## Given information
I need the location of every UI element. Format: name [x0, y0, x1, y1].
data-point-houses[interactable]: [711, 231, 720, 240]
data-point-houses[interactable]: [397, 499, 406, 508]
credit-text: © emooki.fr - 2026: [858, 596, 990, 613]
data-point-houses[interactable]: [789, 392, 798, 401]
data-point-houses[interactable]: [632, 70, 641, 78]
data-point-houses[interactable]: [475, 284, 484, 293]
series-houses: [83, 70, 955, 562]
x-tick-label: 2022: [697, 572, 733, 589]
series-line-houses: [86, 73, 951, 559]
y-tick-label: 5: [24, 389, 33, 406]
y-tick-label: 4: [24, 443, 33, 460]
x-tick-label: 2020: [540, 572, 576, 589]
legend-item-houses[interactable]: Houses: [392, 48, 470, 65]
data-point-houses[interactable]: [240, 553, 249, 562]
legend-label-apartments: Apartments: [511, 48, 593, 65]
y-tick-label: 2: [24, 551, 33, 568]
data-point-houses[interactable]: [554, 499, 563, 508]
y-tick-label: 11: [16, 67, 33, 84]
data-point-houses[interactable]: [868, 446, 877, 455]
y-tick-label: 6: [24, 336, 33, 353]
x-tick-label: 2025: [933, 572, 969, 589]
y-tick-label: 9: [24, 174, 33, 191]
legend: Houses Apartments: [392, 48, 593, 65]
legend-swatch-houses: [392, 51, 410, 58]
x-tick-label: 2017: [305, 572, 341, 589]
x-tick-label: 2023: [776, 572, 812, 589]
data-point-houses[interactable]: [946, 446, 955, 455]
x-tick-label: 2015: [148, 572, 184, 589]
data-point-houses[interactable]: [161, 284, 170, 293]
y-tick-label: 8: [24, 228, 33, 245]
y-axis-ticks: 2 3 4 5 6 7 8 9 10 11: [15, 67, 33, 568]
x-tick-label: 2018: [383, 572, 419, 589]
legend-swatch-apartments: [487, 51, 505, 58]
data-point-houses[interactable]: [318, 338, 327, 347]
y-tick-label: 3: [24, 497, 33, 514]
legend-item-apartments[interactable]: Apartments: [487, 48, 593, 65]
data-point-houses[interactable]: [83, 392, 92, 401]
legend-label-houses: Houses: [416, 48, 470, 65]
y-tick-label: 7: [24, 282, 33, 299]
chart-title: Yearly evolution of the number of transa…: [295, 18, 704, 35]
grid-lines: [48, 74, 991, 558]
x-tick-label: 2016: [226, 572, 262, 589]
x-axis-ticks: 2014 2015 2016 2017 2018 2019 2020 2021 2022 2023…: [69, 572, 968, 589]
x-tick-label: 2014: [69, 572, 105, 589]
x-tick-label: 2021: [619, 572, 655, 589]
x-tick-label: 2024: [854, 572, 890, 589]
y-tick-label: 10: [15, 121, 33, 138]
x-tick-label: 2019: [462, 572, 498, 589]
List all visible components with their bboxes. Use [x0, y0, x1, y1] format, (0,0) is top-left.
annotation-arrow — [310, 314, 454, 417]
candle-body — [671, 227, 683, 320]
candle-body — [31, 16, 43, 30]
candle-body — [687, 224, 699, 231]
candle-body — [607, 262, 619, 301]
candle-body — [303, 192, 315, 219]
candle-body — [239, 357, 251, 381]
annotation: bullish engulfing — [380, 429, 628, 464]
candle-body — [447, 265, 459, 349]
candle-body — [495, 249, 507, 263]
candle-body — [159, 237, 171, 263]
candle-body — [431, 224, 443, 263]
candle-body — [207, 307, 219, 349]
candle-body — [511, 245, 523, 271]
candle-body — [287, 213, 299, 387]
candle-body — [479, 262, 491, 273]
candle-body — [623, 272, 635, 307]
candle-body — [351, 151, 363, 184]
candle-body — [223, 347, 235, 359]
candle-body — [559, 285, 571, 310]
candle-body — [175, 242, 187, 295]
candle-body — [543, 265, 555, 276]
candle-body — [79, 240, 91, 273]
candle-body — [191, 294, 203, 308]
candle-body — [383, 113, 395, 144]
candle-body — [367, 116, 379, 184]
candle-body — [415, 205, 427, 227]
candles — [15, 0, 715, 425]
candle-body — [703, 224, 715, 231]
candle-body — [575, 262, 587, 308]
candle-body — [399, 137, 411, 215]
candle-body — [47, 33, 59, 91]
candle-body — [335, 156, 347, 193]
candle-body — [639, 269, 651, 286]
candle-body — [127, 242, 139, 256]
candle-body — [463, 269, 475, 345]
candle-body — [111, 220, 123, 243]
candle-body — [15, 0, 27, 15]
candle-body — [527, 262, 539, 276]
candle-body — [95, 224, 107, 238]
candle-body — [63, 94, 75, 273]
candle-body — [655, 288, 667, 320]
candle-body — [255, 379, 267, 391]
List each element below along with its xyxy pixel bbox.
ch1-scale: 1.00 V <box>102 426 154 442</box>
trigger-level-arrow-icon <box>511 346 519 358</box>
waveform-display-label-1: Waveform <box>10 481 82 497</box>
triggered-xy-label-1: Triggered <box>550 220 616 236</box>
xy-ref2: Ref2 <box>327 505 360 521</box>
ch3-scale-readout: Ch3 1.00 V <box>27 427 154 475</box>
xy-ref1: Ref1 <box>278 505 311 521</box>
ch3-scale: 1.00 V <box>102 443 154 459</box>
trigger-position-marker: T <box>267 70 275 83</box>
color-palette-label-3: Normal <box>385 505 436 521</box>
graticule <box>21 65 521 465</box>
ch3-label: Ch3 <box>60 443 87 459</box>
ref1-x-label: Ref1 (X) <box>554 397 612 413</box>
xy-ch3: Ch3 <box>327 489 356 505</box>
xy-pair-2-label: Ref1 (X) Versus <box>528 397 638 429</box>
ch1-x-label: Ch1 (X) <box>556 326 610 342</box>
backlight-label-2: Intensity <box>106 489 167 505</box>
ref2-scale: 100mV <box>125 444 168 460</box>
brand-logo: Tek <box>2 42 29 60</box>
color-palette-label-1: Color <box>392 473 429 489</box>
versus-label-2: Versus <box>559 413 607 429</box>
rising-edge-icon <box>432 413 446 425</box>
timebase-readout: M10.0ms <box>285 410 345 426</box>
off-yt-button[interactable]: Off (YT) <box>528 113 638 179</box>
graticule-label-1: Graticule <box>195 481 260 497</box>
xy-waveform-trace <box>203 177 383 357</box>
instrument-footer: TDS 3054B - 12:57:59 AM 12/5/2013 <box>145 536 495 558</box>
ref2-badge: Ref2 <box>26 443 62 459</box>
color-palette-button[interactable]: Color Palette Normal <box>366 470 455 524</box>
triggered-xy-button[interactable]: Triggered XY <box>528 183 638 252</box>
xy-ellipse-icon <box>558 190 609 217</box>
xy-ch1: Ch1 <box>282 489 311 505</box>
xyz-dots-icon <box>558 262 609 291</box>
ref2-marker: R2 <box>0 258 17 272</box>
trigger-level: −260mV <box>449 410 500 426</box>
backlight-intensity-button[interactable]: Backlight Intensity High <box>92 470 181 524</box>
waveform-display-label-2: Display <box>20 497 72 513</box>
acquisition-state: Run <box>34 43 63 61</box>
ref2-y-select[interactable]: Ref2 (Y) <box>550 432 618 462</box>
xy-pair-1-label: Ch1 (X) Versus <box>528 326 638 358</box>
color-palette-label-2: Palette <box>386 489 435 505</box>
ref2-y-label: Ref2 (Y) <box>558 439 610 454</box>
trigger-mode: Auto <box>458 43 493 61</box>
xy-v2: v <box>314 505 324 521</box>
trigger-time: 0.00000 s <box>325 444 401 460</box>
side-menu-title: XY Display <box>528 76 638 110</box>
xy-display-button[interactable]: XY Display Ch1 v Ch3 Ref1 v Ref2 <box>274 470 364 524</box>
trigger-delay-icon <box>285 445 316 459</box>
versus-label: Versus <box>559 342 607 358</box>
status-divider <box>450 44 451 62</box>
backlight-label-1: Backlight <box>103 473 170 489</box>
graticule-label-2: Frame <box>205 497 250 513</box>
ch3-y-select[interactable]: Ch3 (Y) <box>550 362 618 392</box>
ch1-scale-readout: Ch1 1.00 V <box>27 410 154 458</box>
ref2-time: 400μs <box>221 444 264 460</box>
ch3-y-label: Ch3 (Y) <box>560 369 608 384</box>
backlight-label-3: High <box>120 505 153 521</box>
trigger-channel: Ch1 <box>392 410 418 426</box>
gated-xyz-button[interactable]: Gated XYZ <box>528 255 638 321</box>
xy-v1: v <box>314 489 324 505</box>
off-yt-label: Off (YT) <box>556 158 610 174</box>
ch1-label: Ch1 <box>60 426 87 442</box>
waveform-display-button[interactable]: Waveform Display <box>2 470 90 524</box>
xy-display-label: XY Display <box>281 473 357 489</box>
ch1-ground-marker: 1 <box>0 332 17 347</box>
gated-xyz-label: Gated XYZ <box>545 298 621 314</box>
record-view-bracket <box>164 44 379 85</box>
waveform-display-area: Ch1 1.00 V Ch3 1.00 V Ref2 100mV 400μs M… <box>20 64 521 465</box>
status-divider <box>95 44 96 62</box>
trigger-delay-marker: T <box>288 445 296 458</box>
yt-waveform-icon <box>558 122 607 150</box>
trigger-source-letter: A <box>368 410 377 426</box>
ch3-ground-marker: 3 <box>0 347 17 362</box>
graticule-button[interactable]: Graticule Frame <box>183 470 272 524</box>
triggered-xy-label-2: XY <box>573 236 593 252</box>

## The exercise
Convert everything from the start of the material down to and including the line containing "y-tick-label: 11: [16, 67, 33, 84]" into a JSON list of strings, with one string per line and blank lines omitted.

## Answer for this exercise
[
  "I need the location of every UI element. Format: name [x0, y0, x1, y1].",
  "data-point-houses[interactable]: [711, 231, 720, 240]",
  "data-point-houses[interactable]: [397, 499, 406, 508]",
  "credit-text: © emooki.fr - 2026: [858, 596, 990, 613]",
  "data-point-houses[interactable]: [789, 392, 798, 401]",
  "data-point-houses[interactable]: [632, 70, 641, 78]",
  "data-point-houses[interactable]: [475, 284, 484, 293]",
  "series-houses: [83, 70, 955, 562]",
  "x-tick-label: 2022: [697, 572, 733, 589]",
  "series-line-houses: [86, 73, 951, 559]",
  "y-tick-label: 5: [24, 389, 33, 406]",
  "y-tick-label: 4: [24, 443, 33, 460]",
  "x-tick-label: 2020: [540, 572, 576, 589]",
  "legend-item-houses[interactable]: Houses: [392, 48, 470, 65]",
  "data-point-houses[interactable]: [240, 553, 249, 562]",
  "legend-label-apartments: Apartments: [511, 48, 593, 65]",
  "y-tick-label: 2: [24, 551, 33, 568]",
  "data-point-houses[interactable]: [554, 499, 563, 508]",
  "y-tick-label: 11: [16, 67, 33, 84]"
]